What to do
Write out the material exactly, leaving every picture behind.

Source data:
******************************

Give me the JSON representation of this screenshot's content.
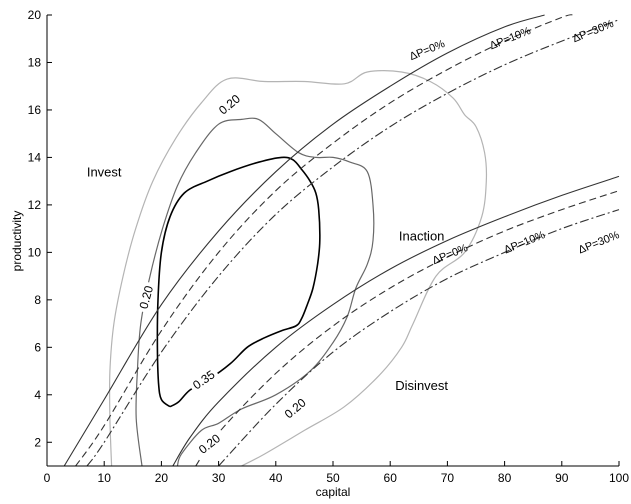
{
  "chart_data": {
    "type": "line",
    "xlabel": "capital",
    "ylabel": "productivity",
    "xlim": [
      0,
      100
    ],
    "ylim": [
      1,
      20
    ],
    "x_ticks": [
      0,
      10,
      20,
      30,
      40,
      50,
      60,
      70,
      80,
      90,
      100
    ],
    "y_ticks": [
      2,
      4,
      6,
      8,
      10,
      12,
      14,
      16,
      18,
      20
    ],
    "grid": false,
    "regions": [
      {
        "label": "Invest",
        "x": 10,
        "y": 13.2
      },
      {
        "label": "Inaction",
        "x": 65.5,
        "y": 10.5
      },
      {
        "label": "Disinvest",
        "x": 65.5,
        "y": 4.2
      }
    ],
    "contours": [
      {
        "level": "0.20",
        "color": "#b4b4b4",
        "width": 1.2,
        "points": [
          [
            11.3,
            1
          ],
          [
            11,
            3
          ],
          [
            11,
            5
          ],
          [
            11.7,
            7
          ],
          [
            13.3,
            9
          ],
          [
            15.5,
            11
          ],
          [
            18.5,
            13
          ],
          [
            22.5,
            14.8
          ],
          [
            27,
            16.3
          ],
          [
            31.5,
            17.3
          ],
          [
            38,
            17.2
          ],
          [
            45,
            17.2
          ],
          [
            52,
            17.1
          ],
          [
            56,
            17.6
          ],
          [
            62,
            17.6
          ],
          [
            67,
            17.2
          ],
          [
            71,
            16.5
          ],
          [
            73,
            15.8
          ],
          [
            75,
            15.3
          ],
          [
            76.5,
            14.2
          ],
          [
            76.8,
            13
          ],
          [
            76,
            11.5
          ],
          [
            73,
            10
          ],
          [
            68,
            9
          ],
          [
            64,
            7
          ],
          [
            62,
            6
          ],
          [
            58,
            4.8
          ],
          [
            52,
            3.5
          ],
          [
            45,
            2.5
          ],
          [
            38,
            1.5
          ],
          [
            34,
            1
          ]
        ]
      },
      {
        "level": "0.20",
        "color": "#686868",
        "width": 1.2,
        "points": [
          [
            16.6,
            1
          ],
          [
            15.6,
            3
          ],
          [
            15.8,
            5
          ],
          [
            16.4,
            7
          ],
          [
            18,
            9
          ],
          [
            20.2,
            11
          ],
          [
            22.8,
            12.8
          ],
          [
            26,
            14.2
          ],
          [
            30,
            15.4
          ],
          [
            34,
            15.6
          ],
          [
            37,
            15.6
          ],
          [
            40,
            15
          ],
          [
            44,
            14.2
          ],
          [
            47,
            14
          ],
          [
            50,
            14
          ],
          [
            53,
            13.8
          ],
          [
            56,
            13.4
          ],
          [
            57,
            12
          ],
          [
            57,
            10.5
          ],
          [
            56,
            9.5
          ],
          [
            54,
            8.5
          ],
          [
            52.5,
            7.3
          ],
          [
            50,
            6.2
          ],
          [
            46,
            5
          ],
          [
            40,
            4
          ],
          [
            34,
            3.4
          ],
          [
            30,
            2.8
          ],
          [
            27,
            2.5
          ],
          [
            23.5,
            1.5
          ],
          [
            22.8,
            1
          ]
        ]
      },
      {
        "level": "0.35",
        "color": "#000000",
        "width": 1.6,
        "points": [
          [
            21.5,
            3.5
          ],
          [
            20,
            3.8
          ],
          [
            19.5,
            4.5
          ],
          [
            19.3,
            6
          ],
          [
            19.4,
            8
          ],
          [
            20,
            10
          ],
          [
            21.5,
            11.5
          ],
          [
            24,
            12.5
          ],
          [
            28,
            13
          ],
          [
            32,
            13.4
          ],
          [
            37,
            13.8
          ],
          [
            41,
            14
          ],
          [
            43,
            13.9
          ],
          [
            44.5,
            13.5
          ],
          [
            46,
            13
          ],
          [
            47,
            12.5
          ],
          [
            47.5,
            11.8
          ],
          [
            47.7,
            10.5
          ],
          [
            47.3,
            9.5
          ],
          [
            46.5,
            8.5
          ],
          [
            45.5,
            7.8
          ],
          [
            44.5,
            7.2
          ],
          [
            43.5,
            6.9
          ],
          [
            41,
            6.7
          ],
          [
            38,
            6.4
          ],
          [
            35,
            6
          ],
          [
            32,
            5.3
          ],
          [
            28,
            4.6
          ],
          [
            25,
            4.2
          ],
          [
            23,
            3.7
          ],
          [
            21.5,
            3.5
          ]
        ]
      }
    ],
    "contour_labels": [
      {
        "text": "0.20",
        "x": 32,
        "y": 16.2,
        "angle": -40
      },
      {
        "text": "0.20",
        "x": 17.5,
        "y": 8.1,
        "angle": -75
      },
      {
        "text": "0.35",
        "x": 27.5,
        "y": 4.6,
        "angle": -35
      },
      {
        "text": "0.20",
        "x": 28.5,
        "y": 1.9,
        "angle": -38
      },
      {
        "text": "0.20",
        "x": 43.5,
        "y": 3.4,
        "angle": -40
      }
    ],
    "series": [
      {
        "name": "ΔP=0%",
        "group": "upper",
        "style": "solid",
        "color": "#333333",
        "x": [
          3,
          10,
          20,
          30,
          40,
          50,
          60,
          70,
          80,
          87
        ],
        "y": [
          1,
          3.8,
          7.8,
          10.9,
          13.4,
          15.4,
          17,
          18.4,
          19.5,
          20
        ]
      },
      {
        "name": "ΔP=10%",
        "group": "upper",
        "style": "dashed",
        "color": "#333333",
        "x": [
          5,
          10,
          20,
          30,
          40,
          50,
          60,
          70,
          80,
          90,
          92
        ],
        "y": [
          1,
          2.7,
          6.7,
          10,
          12.6,
          14.6,
          16.3,
          17.7,
          18.9,
          19.9,
          20
        ]
      },
      {
        "name": "ΔP=30%",
        "group": "upper",
        "style": "dashdot",
        "color": "#333333",
        "x": [
          7,
          10,
          20,
          30,
          40,
          50,
          60,
          70,
          80,
          90,
          100
        ],
        "y": [
          1,
          2,
          5.8,
          9,
          11.6,
          13.6,
          15.3,
          16.7,
          17.9,
          18.9,
          19.8
        ]
      },
      {
        "name": "ΔP=0%",
        "group": "lower",
        "style": "solid",
        "color": "#333333",
        "x": [
          22,
          25,
          30,
          40,
          50,
          60,
          70,
          80,
          90,
          100
        ],
        "y": [
          1,
          2.2,
          3.7,
          6,
          7.8,
          9.3,
          10.5,
          11.5,
          12.4,
          13.2
        ]
      },
      {
        "name": "ΔP=10%",
        "group": "lower",
        "style": "dashed",
        "color": "#333333",
        "x": [
          26,
          30,
          40,
          50,
          60,
          70,
          80,
          90,
          100
        ],
        "y": [
          1,
          2.4,
          4.9,
          6.9,
          8.5,
          9.8,
          10.9,
          11.8,
          12.6
        ]
      },
      {
        "name": "ΔP=30%",
        "group": "lower",
        "style": "dashdot",
        "color": "#333333",
        "x": [
          30,
          40,
          50,
          60,
          70,
          80,
          90,
          100
        ],
        "y": [
          1,
          3.6,
          5.8,
          7.5,
          8.9,
          10,
          11,
          11.8
        ]
      }
    ],
    "threshold_labels": [
      {
        "text": "ΔP=0%",
        "x": 66.5,
        "y": 18.5,
        "angle": -22
      },
      {
        "text": "ΔP=10%",
        "x": 81,
        "y": 19,
        "angle": -22
      },
      {
        "text": "ΔP=30%",
        "x": 95.5,
        "y": 19.3,
        "angle": -22
      },
      {
        "text": "ΔP=0%",
        "x": 70.5,
        "y": 9.9,
        "angle": -22
      },
      {
        "text": "ΔP=10%",
        "x": 83.5,
        "y": 10.4,
        "angle": -22
      },
      {
        "text": "ΔP=30%",
        "x": 96.5,
        "y": 10.4,
        "angle": -22
      }
    ]
  }
}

******************************

Worked answer
Give me the JSON representation of this screenshot's content.
{
  "chart_data": {
    "type": "line",
    "xlabel": "capital",
    "ylabel": "productivity",
    "xlim": [
      0,
      100
    ],
    "ylim": [
      1,
      20
    ],
    "x_ticks": [
      0,
      10,
      20,
      30,
      40,
      50,
      60,
      70,
      80,
      90,
      100
    ],
    "y_ticks": [
      2,
      4,
      6,
      8,
      10,
      12,
      14,
      16,
      18,
      20
    ],
    "grid": false,
    "regions": [
      {
        "label": "Invest",
        "x": 10,
        "y": 13.2
      },
      {
        "label": "Inaction",
        "x": 65.5,
        "y": 10.5
      },
      {
        "label": "Disinvest",
        "x": 65.5,
        "y": 4.2
      }
    ],
    "contours": [
      {
        "level": "0.20",
        "color": "#b4b4b4",
        "width": 1.2,
        "points": [
          [
            11.3,
            1
          ],
          [
            11,
            3
          ],
          [
            11,
            5
          ],
          [
            11.7,
            7
          ],
          [
            13.3,
            9
          ],
          [
            15.5,
            11
          ],
          [
            18.5,
            13
          ],
          [
            22.5,
            14.8
          ],
          [
            27,
            16.3
          ],
          [
            31.5,
            17.3
          ],
          [
            38,
            17.2
          ],
          [
            45,
            17.2
          ],
          [
            52,
            17.1
          ],
          [
            56,
            17.6
          ],
          [
            62,
            17.6
          ],
          [
            67,
            17.2
          ],
          [
            71,
            16.5
          ],
          [
            73,
            15.8
          ],
          [
            75,
            15.3
          ],
          [
            76.5,
            14.2
          ],
          [
            76.8,
            13
          ],
          [
            76,
            11.5
          ],
          [
            73,
            10
          ],
          [
            68,
            9
          ],
          [
            64,
            7
          ],
          [
            62,
            6
          ],
          [
            58,
            4.8
          ],
          [
            52,
            3.5
          ],
          [
            45,
            2.5
          ],
          [
            38,
            1.5
          ],
          [
            34,
            1
          ]
        ]
      },
      {
        "level": "0.20",
        "color": "#686868",
        "width": 1.2,
        "points": [
          [
            16.6,
            1
          ],
          [
            15.6,
            3
          ],
          [
            15.8,
            5
          ],
          [
            16.4,
            7
          ],
          [
            18,
            9
          ],
          [
            20.2,
            11
          ],
          [
            22.8,
            12.8
          ],
          [
            26,
            14.2
          ],
          [
            30,
            15.4
          ],
          [
            34,
            15.6
          ],
          [
            37,
            15.6
          ],
          [
            40,
            15
          ],
          [
            44,
            14.2
          ],
          [
            47,
            14
          ],
          [
            50,
            14
          ],
          [
            53,
            13.8
          ],
          [
            56,
            13.4
          ],
          [
            57,
            12
          ],
          [
            57,
            10.5
          ],
          [
            56,
            9.5
          ],
          [
            54,
            8.5
          ],
          [
            52.5,
            7.3
          ],
          [
            50,
            6.2
          ],
          [
            46,
            5
          ],
          [
            40,
            4
          ],
          [
            34,
            3.4
          ],
          [
            30,
            2.8
          ],
          [
            27,
            2.5
          ],
          [
            23.5,
            1.5
          ],
          [
            22.8,
            1
          ]
        ]
      },
      {
        "level": "0.35",
        "color": "#000000",
        "width": 1.6,
        "points": [
          [
            21.5,
            3.5
          ],
          [
            20,
            3.8
          ],
          [
            19.5,
            4.5
          ],
          [
            19.3,
            6
          ],
          [
            19.4,
            8
          ],
          [
            20,
            10
          ],
          [
            21.5,
            11.5
          ],
          [
            24,
            12.5
          ],
          [
            28,
            13
          ],
          [
            32,
            13.4
          ],
          [
            37,
            13.8
          ],
          [
            41,
            14
          ],
          [
            43,
            13.9
          ],
          [
            44.5,
            13.5
          ],
          [
            46,
            13
          ],
          [
            47,
            12.5
          ],
          [
            47.5,
            11.8
          ],
          [
            47.7,
            10.5
          ],
          [
            47.3,
            9.5
          ],
          [
            46.5,
            8.5
          ],
          [
            45.5,
            7.8
          ],
          [
            44.5,
            7.2
          ],
          [
            43.5,
            6.9
          ],
          [
            41,
            6.7
          ],
          [
            38,
            6.4
          ],
          [
            35,
            6
          ],
          [
            32,
            5.3
          ],
          [
            28,
            4.6
          ],
          [
            25,
            4.2
          ],
          [
            23,
            3.7
          ],
          [
            21.5,
            3.5
          ]
        ]
      }
    ],
    "contour_labels": [
      {
        "text": "0.20",
        "x": 32,
        "y": 16.2,
        "angle": -40
      },
      {
        "text": "0.20",
        "x": 17.5,
        "y": 8.1,
        "angle": -75
      },
      {
        "text": "0.35",
        "x": 27.5,
        "y": 4.6,
        "angle": -35
      },
      {
        "text": "0.20",
        "x": 28.5,
        "y": 1.9,
        "angle": -38
      },
      {
        "text": "0.20",
        "x": 43.5,
        "y": 3.4,
        "angle": -40
      }
    ],
    "series": [
      {
        "name": "ΔP=0%",
        "group": "upper",
        "style": "solid",
        "color": "#333333",
        "x": [
          3,
          10,
          20,
          30,
          40,
          50,
          60,
          70,
          80,
          87
        ],
        "y": [
          1,
          3.8,
          7.8,
          10.9,
          13.4,
          15.4,
          17,
          18.4,
          19.5,
          20
        ]
      },
      {
        "name": "ΔP=10%",
        "group": "upper",
        "style": "dashed",
        "color": "#333333",
        "x": [
          5,
          10,
          20,
          30,
          40,
          50,
          60,
          70,
          80,
          90,
          92
        ],
        "y": [
          1,
          2.7,
          6.7,
          10,
          12.6,
          14.6,
          16.3,
          17.7,
          18.9,
          19.9,
          20
        ]
      },
      {
        "name": "ΔP=30%",
        "group": "upper",
        "style": "dashdot",
        "color": "#333333",
        "x": [
          7,
          10,
          20,
          30,
          40,
          50,
          60,
          70,
          80,
          90,
          100
        ],
        "y": [
          1,
          2,
          5.8,
          9,
          11.6,
          13.6,
          15.3,
          16.7,
          17.9,
          18.9,
          19.8
        ]
      },
      {
        "name": "ΔP=0%",
        "group": "lower",
        "style": "solid",
        "color": "#333333",
        "x": [
          22,
          25,
          30,
          40,
          50,
          60,
          70,
          80,
          90,
          100
        ],
        "y": [
          1,
          2.2,
          3.7,
          6,
          7.8,
          9.3,
          10.5,
          11.5,
          12.4,
          13.2
        ]
      },
      {
        "name": "ΔP=10%",
        "group": "lower",
        "style": "dashed",
        "color": "#333333",
        "x": [
          26,
          30,
          40,
          50,
          60,
          70,
          80,
          90,
          100
        ],
        "y": [
          1,
          2.4,
          4.9,
          6.9,
          8.5,
          9.8,
          10.9,
          11.8,
          12.6
        ]
      },
      {
        "name": "ΔP=30%",
        "group": "lower",
        "style": "dashdot",
        "color": "#333333",
        "x": [
          30,
          40,
          50,
          60,
          70,
          80,
          90,
          100
        ],
        "y": [
          1,
          3.6,
          5.8,
          7.5,
          8.9,
          10,
          11,
          11.8
        ]
      }
    ],
    "threshold_labels": [
      {
        "text": "ΔP=0%",
        "x": 66.5,
        "y": 18.5,
        "angle": -22
      },
      {
        "text": "ΔP=10%",
        "x": 81,
        "y": 19,
        "angle": -22
      },
      {
        "text": "ΔP=30%",
        "x": 95.5,
        "y": 19.3,
        "angle": -22
      },
      {
        "text": "ΔP=0%",
        "x": 70.5,
        "y": 9.9,
        "angle": -22
      },
      {
        "text": "ΔP=10%",
        "x": 83.5,
        "y": 10.4,
        "angle": -22
      },
      {
        "text": "ΔP=30%",
        "x": 96.5,
        "y": 10.4,
        "angle": -22
      }
    ]
  }
}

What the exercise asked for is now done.